» **EXERCISE OBJECTIVE**
Copy out every line in which the string "waveform" occurs.

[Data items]
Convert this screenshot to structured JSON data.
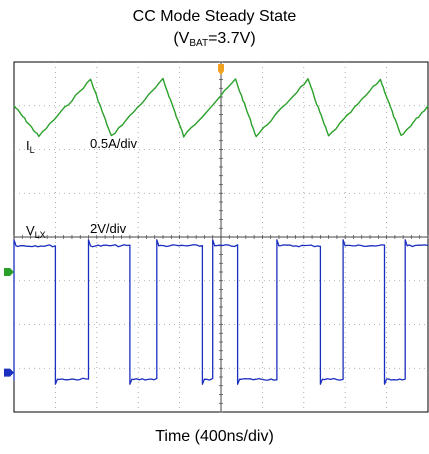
{
  "chart_data": {
    "type": "line",
    "title_line1": "CC Mode Steady State",
    "title_line2": {
      "prefix": "(V",
      "sub": "BAT",
      "suffix": "=3.7V)"
    },
    "xlabel": "Time (400ns/div)",
    "x_scale": "400 ns/div",
    "x_divisions": 10,
    "y_divisions": 8,
    "grid": true,
    "series": [
      {
        "name_main": "I",
        "name_sub": "L",
        "scale": "0.5A/div",
        "waveform": "triangle",
        "color": "#2aa02a",
        "x_div": [
          0.0,
          0.6,
          1.85,
          2.35,
          3.6,
          4.1,
          5.35,
          5.85,
          7.1,
          7.6,
          8.85,
          9.35,
          10.0
        ],
        "y_div": [
          7.0,
          6.3,
          7.6,
          6.3,
          7.6,
          6.3,
          7.6,
          6.3,
          7.6,
          6.3,
          7.6,
          6.3,
          7.0
        ]
      },
      {
        "name_main": "V",
        "name_sub": "LX",
        "scale": "2V/div",
        "waveform": "square",
        "color": "#1a2fbf",
        "high_div": 3.8,
        "low_div": 0.75,
        "rise_div": [
          0.0,
          1.8,
          3.45,
          4.8,
          6.35,
          7.95,
          9.45
        ],
        "fall_div": [
          1.0,
          2.8,
          4.55,
          5.4,
          7.4,
          8.95
        ]
      }
    ]
  }
}
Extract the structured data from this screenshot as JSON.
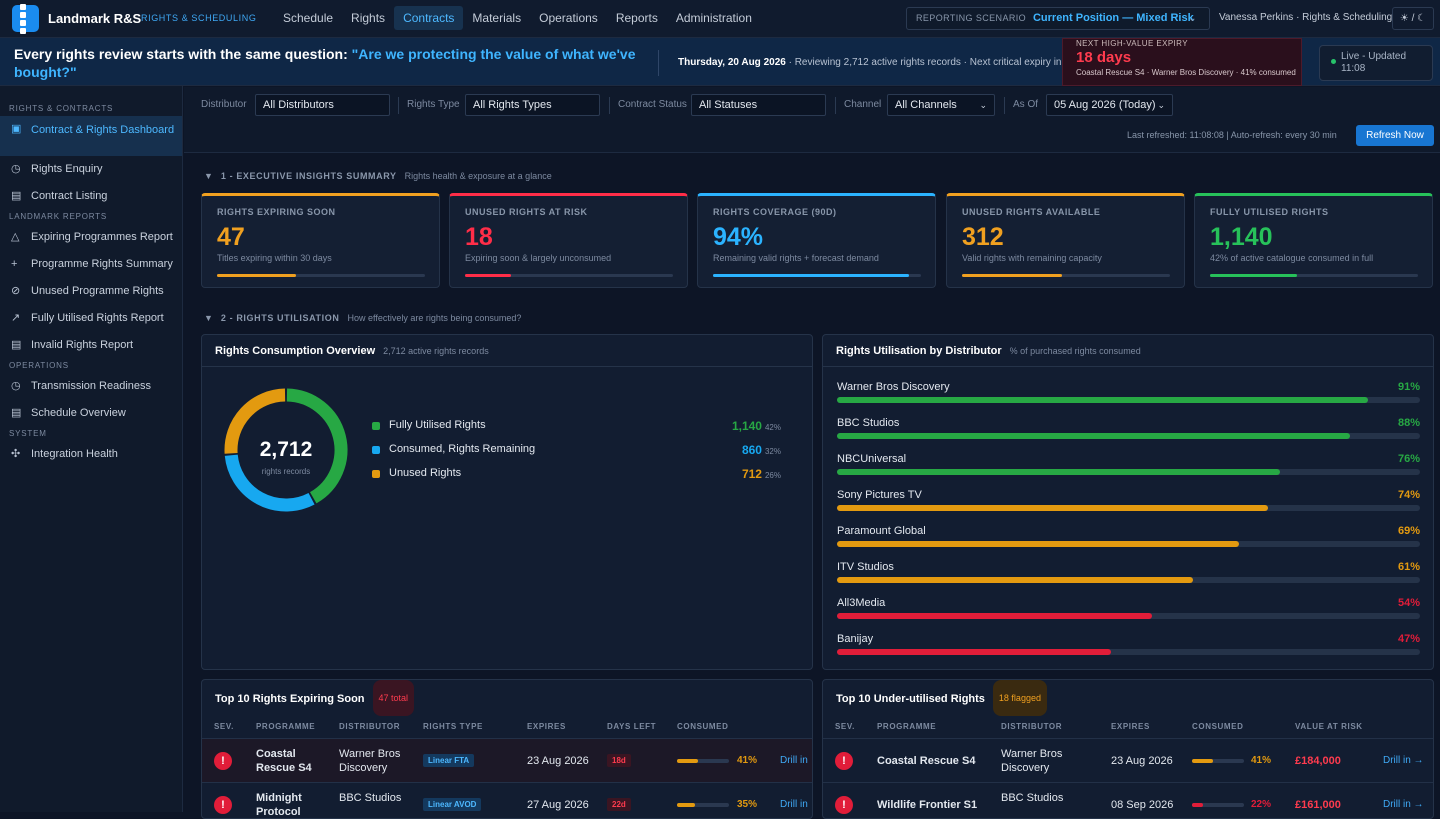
{
  "app": {
    "title": "Landmark R&S",
    "subtitle": "RIGHTS & SCHEDULING"
  },
  "nav": [
    "Schedule",
    "Rights",
    "Contracts",
    "Materials",
    "Operations",
    "Reports",
    "Administration"
  ],
  "nav_active": "Contracts",
  "scenario": {
    "label": "REPORTING SCENARIO",
    "value": "Current Position — Mixed Risk"
  },
  "user": "Vanessa Perkins · Rights & Scheduling",
  "theme_toggle": "☀ / ☾",
  "banner": {
    "question_prefix": "Every rights review starts with the same question: ",
    "question": "\"Are we protecting the value of what we've bought?\"",
    "date": "Thursday, 20 Aug 2026",
    "context": " · Reviewing 2,712 active rights records · Next critical expiry in"
  },
  "expiry": {
    "label": "NEXT HIGH-VALUE EXPIRY",
    "value": "18 days",
    "detail": "Coastal Rescue S4 · Warner Bros Discovery · 41% consumed"
  },
  "live": {
    "line1": "Live - Updated",
    "line2": "11:08"
  },
  "sidebar": {
    "sections": [
      {
        "title": "RIGHTS & CONTRACTS",
        "items": [
          {
            "label": "Contract & Rights Dashboard",
            "icon": "▣"
          },
          {
            "label": "Rights Enquiry",
            "icon": "◷"
          },
          {
            "label": "Contract Listing",
            "icon": "▤"
          }
        ]
      },
      {
        "title": "LANDMARK REPORTS",
        "items": [
          {
            "label": "Expiring Programmes Report",
            "icon": "△"
          },
          {
            "label": "Programme Rights Summary",
            "icon": "+"
          },
          {
            "label": "Unused Programme Rights",
            "icon": "⊘"
          },
          {
            "label": "Fully Utilised Rights Report",
            "icon": "↗"
          },
          {
            "label": "Invalid Rights Report",
            "icon": "▤"
          }
        ]
      },
      {
        "title": "OPERATIONS",
        "items": [
          {
            "label": "Transmission Readiness",
            "icon": "◷"
          },
          {
            "label": "Schedule Overview",
            "icon": "▤"
          }
        ]
      },
      {
        "title": "SYSTEM",
        "items": [
          {
            "label": "Integration Health",
            "icon": "✣"
          }
        ]
      }
    ]
  },
  "filters": {
    "distributor": {
      "label": "Distributor",
      "value": "All Distributors"
    },
    "rights_type": {
      "label": "Rights Type",
      "value": "All Rights Types"
    },
    "status": {
      "label": "Contract Status",
      "value": "All Statuses"
    },
    "channel": {
      "label": "Channel",
      "value": "All Channels"
    },
    "as_of": {
      "label": "As Of",
      "value": "05 Aug 2026 (Today)"
    },
    "refreshed": "Last refreshed: 11:08:08  |  Auto-refresh: every 30 min",
    "refresh_btn": "Refresh Now"
  },
  "section1": {
    "title": "1 - EXECUTIVE INSIGHTS SUMMARY",
    "sub": "Rights health & exposure at a glance"
  },
  "kpis": [
    {
      "title": "RIGHTS EXPIRING SOON",
      "value": "47",
      "sub": "Titles expiring within 30 days",
      "color": "#f0a020",
      "fill": 0.38
    },
    {
      "title": "UNUSED RIGHTS AT RISK",
      "value": "18",
      "sub": "Expiring soon & largely unconsumed",
      "color": "#ff2d48",
      "fill": 0.22
    },
    {
      "title": "RIGHTS COVERAGE (90D)",
      "value": "94%",
      "sub": "Remaining valid rights + forecast demand",
      "color": "#2bb3ff",
      "fill": 0.94
    },
    {
      "title": "UNUSED RIGHTS AVAILABLE",
      "value": "312",
      "sub": "Valid rights with remaining capacity",
      "color": "#f0a020",
      "fill": 0.48
    },
    {
      "title": "FULLY UTILISED RIGHTS",
      "value": "1,140",
      "sub": "42% of active catalogue consumed in full",
      "color": "#27c15a",
      "fill": 0.42
    }
  ],
  "section2": {
    "title": "2 - RIGHTS UTILISATION",
    "sub": "How effectively are rights being consumed?"
  },
  "consumption": {
    "title": "Rights Consumption Overview",
    "sub": "2,712 active rights records",
    "total": "2,712",
    "total_label": "rights records",
    "items": [
      {
        "label": "Fully Utilised Rights",
        "value": "1,140",
        "pct": "42%",
        "color": "#27a844"
      },
      {
        "label": "Consumed, Rights Remaining",
        "value": "860",
        "pct": "32%",
        "color": "#17a8f0"
      },
      {
        "label": "Unused Rights",
        "value": "712",
        "pct": "26%",
        "color": "#e39a10"
      }
    ]
  },
  "chart_data": {
    "type": "bar",
    "title": "Rights Utilisation by Distributor",
    "subtitle": "% of purchased rights consumed",
    "categories": [
      "Warner Bros Discovery",
      "BBC Studios",
      "NBCUniversal",
      "Sony Pictures TV",
      "Paramount Global",
      "ITV Studios",
      "All3Media",
      "Banijay"
    ],
    "values": [
      91,
      88,
      76,
      74,
      69,
      61,
      54,
      47
    ],
    "ylim": [
      0,
      100
    ],
    "colors": [
      "#27a844",
      "#27a844",
      "#27a844",
      "#e39a10",
      "#e39a10",
      "#e39a10",
      "#e11d39",
      "#e11d39"
    ]
  },
  "expiring_table": {
    "title": "Top 10 Rights Expiring Soon",
    "badge": "47 total",
    "headers": [
      "SEV.",
      "PROGRAMME",
      "DISTRIBUTOR",
      "RIGHTS TYPE",
      "EXPIRES",
      "DAYS LEFT",
      "CONSUMED"
    ],
    "rows": [
      {
        "programme": "Coastal Rescue S4",
        "distributor": "Warner Bros Discovery",
        "type": "Linear FTA",
        "expires": "23 Aug 2026",
        "days": "18d",
        "consumed": "41%",
        "fill": 0.41,
        "drill": "Drill in →"
      },
      {
        "programme": "Midnight Protocol",
        "distributor": "BBC Studios",
        "type": "Linear AVOD",
        "expires": "27 Aug 2026",
        "days": "22d",
        "consumed": "35%",
        "fill": 0.35,
        "drill": "Drill in →"
      }
    ]
  },
  "underutilised_table": {
    "title": "Top 10 Under-utilised Rights",
    "badge": "18 flagged",
    "headers": [
      "SEV.",
      "PROGRAMME",
      "DISTRIBUTOR",
      "EXPIRES",
      "CONSUMED",
      "VALUE AT RISK"
    ],
    "rows": [
      {
        "programme": "Coastal Rescue S4",
        "distributor": "Warner Bros Discovery",
        "expires": "23 Aug 2026",
        "consumed": "41%",
        "fill": 0.41,
        "fillcolor": "#e39a10",
        "value": "£184,000",
        "drill": "Drill in →"
      },
      {
        "programme": "Wildlife Frontier S1",
        "distributor": "BBC Studios",
        "expires": "08 Sep 2026",
        "consumed": "22%",
        "fill": 0.22,
        "fillcolor": "#e11d39",
        "value": "£161,000",
        "drill": "Drill in →"
      }
    ]
  }
}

» **ANSWER BELOW**
        "waveform": "triangle",
        "waveform": "square",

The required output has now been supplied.